• Required task:
Your answer should be only a number: how many lines include the word "خانه".

---------- Extracted records

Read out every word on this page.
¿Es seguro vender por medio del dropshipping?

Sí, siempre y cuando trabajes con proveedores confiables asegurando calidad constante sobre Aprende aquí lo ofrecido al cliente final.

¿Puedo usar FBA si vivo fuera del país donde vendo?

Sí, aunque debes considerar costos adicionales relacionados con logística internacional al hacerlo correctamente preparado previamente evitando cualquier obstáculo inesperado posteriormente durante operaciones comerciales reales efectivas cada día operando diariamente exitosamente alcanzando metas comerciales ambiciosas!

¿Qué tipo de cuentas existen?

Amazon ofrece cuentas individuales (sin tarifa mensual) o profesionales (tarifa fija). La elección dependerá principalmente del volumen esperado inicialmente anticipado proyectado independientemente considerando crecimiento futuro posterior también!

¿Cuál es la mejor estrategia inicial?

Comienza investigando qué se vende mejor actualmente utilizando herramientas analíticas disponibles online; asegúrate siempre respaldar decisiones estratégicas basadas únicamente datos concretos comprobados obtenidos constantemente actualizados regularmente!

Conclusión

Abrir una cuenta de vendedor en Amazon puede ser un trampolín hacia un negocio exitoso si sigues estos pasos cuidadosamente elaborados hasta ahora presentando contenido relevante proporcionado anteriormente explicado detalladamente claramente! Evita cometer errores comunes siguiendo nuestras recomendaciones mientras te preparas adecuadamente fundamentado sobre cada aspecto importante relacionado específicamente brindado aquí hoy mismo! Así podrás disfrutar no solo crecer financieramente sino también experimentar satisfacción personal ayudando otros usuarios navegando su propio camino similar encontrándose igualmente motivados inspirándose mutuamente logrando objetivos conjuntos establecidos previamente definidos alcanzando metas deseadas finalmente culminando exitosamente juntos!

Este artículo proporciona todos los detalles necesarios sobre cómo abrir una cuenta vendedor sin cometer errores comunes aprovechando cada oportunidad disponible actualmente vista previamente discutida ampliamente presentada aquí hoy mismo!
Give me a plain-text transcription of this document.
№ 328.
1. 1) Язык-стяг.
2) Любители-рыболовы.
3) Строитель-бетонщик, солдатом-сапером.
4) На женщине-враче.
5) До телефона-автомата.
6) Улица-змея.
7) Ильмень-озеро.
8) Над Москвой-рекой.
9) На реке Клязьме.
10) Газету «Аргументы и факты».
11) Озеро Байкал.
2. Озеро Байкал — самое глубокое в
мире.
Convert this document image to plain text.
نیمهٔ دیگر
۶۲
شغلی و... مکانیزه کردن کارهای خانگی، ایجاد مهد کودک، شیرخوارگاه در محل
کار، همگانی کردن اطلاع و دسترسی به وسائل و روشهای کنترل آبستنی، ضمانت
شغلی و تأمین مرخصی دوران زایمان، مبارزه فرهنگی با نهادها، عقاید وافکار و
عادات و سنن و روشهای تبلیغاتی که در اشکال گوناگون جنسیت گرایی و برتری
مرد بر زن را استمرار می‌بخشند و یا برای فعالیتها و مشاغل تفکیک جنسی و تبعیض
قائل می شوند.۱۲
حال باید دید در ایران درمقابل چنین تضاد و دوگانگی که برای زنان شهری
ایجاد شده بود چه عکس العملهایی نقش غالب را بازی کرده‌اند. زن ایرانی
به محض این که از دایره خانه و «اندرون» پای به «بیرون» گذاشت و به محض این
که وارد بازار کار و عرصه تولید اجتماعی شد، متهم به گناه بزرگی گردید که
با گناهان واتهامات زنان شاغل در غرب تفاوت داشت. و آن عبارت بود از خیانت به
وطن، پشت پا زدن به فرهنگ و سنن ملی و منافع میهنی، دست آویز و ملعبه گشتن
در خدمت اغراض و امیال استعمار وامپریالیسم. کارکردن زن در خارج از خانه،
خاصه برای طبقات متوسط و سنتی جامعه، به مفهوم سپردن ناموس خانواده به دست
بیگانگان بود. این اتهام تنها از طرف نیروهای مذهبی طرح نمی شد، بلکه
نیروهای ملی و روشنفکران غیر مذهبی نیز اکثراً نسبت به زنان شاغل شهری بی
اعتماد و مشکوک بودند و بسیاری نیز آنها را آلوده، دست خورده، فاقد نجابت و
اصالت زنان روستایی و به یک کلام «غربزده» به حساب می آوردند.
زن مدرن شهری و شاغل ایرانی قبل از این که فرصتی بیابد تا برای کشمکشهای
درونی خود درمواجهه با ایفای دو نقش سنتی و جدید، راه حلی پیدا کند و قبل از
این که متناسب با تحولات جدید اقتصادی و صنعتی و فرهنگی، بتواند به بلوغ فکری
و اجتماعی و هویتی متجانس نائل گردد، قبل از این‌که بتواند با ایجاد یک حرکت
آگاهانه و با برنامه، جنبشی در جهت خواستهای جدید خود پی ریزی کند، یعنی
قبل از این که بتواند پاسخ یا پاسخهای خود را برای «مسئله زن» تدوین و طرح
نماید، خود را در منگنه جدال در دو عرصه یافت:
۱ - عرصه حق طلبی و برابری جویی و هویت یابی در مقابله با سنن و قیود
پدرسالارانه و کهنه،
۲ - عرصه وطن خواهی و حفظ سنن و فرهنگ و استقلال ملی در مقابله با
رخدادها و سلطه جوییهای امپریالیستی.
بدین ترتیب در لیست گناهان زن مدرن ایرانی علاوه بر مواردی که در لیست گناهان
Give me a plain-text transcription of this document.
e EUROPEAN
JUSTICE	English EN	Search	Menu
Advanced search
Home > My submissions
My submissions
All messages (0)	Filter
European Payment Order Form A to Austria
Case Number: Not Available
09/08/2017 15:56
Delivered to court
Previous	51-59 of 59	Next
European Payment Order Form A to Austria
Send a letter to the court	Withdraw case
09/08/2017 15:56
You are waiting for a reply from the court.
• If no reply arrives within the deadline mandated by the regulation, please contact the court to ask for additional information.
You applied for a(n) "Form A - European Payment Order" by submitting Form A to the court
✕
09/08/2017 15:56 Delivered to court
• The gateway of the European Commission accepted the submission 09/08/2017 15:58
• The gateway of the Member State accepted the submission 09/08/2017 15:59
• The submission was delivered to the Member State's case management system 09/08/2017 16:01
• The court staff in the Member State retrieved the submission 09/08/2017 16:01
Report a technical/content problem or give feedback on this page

--------------------

• Solution:
2